> EXERCISE AIM:
Work through the data line by line, gathering every line that has the word "pattern".

::: INPUT DATA :::

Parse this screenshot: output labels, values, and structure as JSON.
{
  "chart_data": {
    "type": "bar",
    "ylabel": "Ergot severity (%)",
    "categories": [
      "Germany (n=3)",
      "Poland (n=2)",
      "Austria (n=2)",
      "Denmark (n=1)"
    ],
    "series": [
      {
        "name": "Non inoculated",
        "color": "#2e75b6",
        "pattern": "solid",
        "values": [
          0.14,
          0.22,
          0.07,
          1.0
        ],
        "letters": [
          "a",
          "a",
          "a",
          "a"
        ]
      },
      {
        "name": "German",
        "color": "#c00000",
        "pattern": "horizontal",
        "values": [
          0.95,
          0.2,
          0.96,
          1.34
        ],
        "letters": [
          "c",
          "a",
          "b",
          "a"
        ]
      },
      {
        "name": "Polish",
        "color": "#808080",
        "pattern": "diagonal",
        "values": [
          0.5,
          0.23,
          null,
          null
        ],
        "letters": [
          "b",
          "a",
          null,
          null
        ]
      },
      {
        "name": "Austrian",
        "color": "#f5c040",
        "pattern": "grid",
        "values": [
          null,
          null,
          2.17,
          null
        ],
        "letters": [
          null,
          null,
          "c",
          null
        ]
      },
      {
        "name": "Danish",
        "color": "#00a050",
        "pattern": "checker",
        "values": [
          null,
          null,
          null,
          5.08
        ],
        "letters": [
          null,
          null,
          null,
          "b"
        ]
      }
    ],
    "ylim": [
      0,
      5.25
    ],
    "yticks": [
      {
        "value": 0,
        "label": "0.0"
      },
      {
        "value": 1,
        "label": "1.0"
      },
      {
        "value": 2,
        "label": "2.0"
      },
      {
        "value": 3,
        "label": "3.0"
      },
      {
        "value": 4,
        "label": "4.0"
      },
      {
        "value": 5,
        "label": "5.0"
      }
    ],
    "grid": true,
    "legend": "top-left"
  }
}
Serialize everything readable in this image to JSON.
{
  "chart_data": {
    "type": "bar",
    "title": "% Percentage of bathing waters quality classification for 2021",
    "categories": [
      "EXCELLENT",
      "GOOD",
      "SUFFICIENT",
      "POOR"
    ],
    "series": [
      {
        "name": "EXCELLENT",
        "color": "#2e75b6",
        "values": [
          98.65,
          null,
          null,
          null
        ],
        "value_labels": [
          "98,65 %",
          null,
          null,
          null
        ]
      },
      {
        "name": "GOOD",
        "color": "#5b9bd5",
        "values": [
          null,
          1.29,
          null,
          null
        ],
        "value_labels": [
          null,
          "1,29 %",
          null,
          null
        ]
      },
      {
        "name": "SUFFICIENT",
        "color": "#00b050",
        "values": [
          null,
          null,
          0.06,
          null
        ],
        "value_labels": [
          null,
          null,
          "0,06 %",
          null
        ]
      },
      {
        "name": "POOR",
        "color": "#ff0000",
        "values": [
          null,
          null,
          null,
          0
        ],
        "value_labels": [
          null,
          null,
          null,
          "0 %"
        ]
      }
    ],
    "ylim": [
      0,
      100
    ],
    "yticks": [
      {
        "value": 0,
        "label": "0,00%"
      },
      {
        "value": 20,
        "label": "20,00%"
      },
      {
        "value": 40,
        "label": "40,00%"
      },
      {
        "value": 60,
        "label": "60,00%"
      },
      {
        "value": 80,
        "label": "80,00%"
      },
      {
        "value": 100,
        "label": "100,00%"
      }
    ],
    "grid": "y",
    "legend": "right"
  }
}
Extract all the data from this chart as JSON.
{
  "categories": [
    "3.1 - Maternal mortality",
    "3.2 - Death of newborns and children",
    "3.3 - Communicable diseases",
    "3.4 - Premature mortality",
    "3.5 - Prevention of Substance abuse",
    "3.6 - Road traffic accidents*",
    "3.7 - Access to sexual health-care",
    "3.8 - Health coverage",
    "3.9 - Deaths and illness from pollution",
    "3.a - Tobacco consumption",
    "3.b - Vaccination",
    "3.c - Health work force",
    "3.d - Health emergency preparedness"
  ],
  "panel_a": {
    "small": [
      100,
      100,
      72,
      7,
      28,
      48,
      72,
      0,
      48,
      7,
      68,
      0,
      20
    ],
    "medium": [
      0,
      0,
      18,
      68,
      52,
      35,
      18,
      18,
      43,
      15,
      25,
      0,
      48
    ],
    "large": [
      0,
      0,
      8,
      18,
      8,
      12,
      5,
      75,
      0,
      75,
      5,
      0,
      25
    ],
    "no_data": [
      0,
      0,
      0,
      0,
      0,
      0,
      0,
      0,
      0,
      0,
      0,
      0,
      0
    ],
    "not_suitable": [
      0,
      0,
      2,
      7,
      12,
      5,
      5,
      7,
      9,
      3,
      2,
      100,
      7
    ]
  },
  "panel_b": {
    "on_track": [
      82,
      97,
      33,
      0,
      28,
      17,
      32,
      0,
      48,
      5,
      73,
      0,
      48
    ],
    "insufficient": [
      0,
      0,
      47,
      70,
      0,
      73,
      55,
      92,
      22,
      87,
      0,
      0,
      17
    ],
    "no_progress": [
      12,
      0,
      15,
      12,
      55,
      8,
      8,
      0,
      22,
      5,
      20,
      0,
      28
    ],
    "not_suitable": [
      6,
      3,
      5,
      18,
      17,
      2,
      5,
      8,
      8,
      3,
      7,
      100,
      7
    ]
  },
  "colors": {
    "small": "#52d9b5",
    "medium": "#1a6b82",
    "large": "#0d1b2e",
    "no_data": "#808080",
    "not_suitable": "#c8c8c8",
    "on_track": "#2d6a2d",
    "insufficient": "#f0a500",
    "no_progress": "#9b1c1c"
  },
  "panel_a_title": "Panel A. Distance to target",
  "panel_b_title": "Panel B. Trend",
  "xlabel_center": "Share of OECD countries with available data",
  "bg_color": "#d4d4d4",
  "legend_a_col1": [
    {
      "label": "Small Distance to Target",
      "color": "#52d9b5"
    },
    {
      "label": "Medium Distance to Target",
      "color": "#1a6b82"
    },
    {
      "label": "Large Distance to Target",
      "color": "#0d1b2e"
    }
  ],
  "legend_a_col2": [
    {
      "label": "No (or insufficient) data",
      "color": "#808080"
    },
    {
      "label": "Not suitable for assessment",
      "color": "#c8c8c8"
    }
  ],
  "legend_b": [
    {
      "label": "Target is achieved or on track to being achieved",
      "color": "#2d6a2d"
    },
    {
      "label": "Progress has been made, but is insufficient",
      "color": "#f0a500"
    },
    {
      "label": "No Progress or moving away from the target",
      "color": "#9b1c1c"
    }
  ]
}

:::

> ANSWER TO THE EXERCISE:
        "pattern": "solid",
        "pattern": "horizontal",
        "pattern": "diagonal",
        "pattern": "grid",
        "pattern": "checker",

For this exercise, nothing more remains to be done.